(Dataset items)
------------------------------
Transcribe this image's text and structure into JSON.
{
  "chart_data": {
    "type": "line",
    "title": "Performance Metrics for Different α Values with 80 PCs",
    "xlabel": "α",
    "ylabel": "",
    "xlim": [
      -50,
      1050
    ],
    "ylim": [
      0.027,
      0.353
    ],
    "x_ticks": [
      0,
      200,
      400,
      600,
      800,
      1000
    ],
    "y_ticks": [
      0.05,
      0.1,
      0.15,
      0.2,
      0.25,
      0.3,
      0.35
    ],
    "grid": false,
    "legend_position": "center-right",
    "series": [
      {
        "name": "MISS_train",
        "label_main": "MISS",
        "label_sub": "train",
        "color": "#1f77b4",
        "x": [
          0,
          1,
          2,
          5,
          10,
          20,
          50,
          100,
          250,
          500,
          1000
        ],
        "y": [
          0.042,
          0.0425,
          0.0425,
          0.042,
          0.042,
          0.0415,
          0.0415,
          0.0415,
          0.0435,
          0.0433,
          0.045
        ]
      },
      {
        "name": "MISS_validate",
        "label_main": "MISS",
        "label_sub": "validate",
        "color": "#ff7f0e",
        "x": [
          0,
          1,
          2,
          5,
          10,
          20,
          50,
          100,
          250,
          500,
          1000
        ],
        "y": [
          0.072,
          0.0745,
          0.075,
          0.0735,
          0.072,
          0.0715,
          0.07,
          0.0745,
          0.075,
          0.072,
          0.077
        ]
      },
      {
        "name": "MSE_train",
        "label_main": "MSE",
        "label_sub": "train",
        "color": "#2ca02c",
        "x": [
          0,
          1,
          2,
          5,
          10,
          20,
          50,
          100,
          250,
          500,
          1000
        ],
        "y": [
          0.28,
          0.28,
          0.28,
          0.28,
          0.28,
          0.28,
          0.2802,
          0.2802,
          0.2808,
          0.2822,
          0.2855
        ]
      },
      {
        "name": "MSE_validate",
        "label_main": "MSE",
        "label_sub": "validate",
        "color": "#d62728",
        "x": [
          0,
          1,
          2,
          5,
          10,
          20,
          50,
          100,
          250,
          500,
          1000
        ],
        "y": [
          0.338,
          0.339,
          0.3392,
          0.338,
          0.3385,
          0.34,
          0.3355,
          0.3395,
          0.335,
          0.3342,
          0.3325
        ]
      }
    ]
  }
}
------------------------------
### Aim:
Your task is to output all of the data above word for word.

### Written answer:
Transcribe this image's text and structure into JSON.
{
  "chart_data": {
    "type": "line",
    "title": "Performance Metrics for Different α Values with 80 PCs",
    "xlabel": "α",
    "ylabel": "",
    "xlim": [
      -50,
      1050
    ],
    "ylim": [
      0.027,
      0.353
    ],
    "x_ticks": [
      0,
      200,
      400,
      600,
      800,
      1000
    ],
    "y_ticks": [
      0.05,
      0.1,
      0.15,
      0.2,
      0.25,
      0.3,
      0.35
    ],
    "grid": false,
    "legend_position": "center-right",
    "series": [
      {
        "name": "MISS_train",
        "label_main": "MISS",
        "label_sub": "train",
        "color": "#1f77b4",
        "x": [
          0,
          1,
          2,
          5,
          10,
          20,
          50,
          100,
          250,
          500,
          1000
        ],
        "y": [
          0.042,
          0.0425,
          0.0425,
          0.042,
          0.042,
          0.0415,
          0.0415,
          0.0415,
          0.0435,
          0.0433,
          0.045
        ]
      },
      {
        "name": "MISS_validate",
        "label_main": "MISS",
        "label_sub": "validate",
        "color": "#ff7f0e",
        "x": [
          0,
          1,
          2,
          5,
          10,
          20,
          50,
          100,
          250,
          500,
          1000
        ],
        "y": [
          0.072,
          0.0745,
          0.075,
          0.0735,
          0.072,
          0.0715,
          0.07,
          0.0745,
          0.075,
          0.072,
          0.077
        ]
      },
      {
        "name": "MSE_train",
        "label_main": "MSE",
        "label_sub": "train",
        "color": "#2ca02c",
        "x": [
          0,
          1,
          2,
          5,
          10,
          20,
          50,
          100,
          250,
          500,
          1000
        ],
        "y": [
          0.28,
          0.28,
          0.28,
          0.28,
          0.28,
          0.28,
          0.2802,
          0.2802,
          0.2808,
          0.2822,
          0.2855
        ]
      },
      {
        "name": "MSE_validate",
        "label_main": "MSE",
        "label_sub": "validate",
        "color": "#d62728",
        "x": [
          0,
          1,
          2,
          5,
          10,
          20,
          50,
          100,
          250,
          500,
          1000
        ],
        "y": [
          0.338,
          0.339,
          0.3392,
          0.338,
          0.3385,
          0.34,
          0.3355,
          0.3395,
          0.335,
          0.3342,
          0.3325
        ]
      }
    ]
  }
}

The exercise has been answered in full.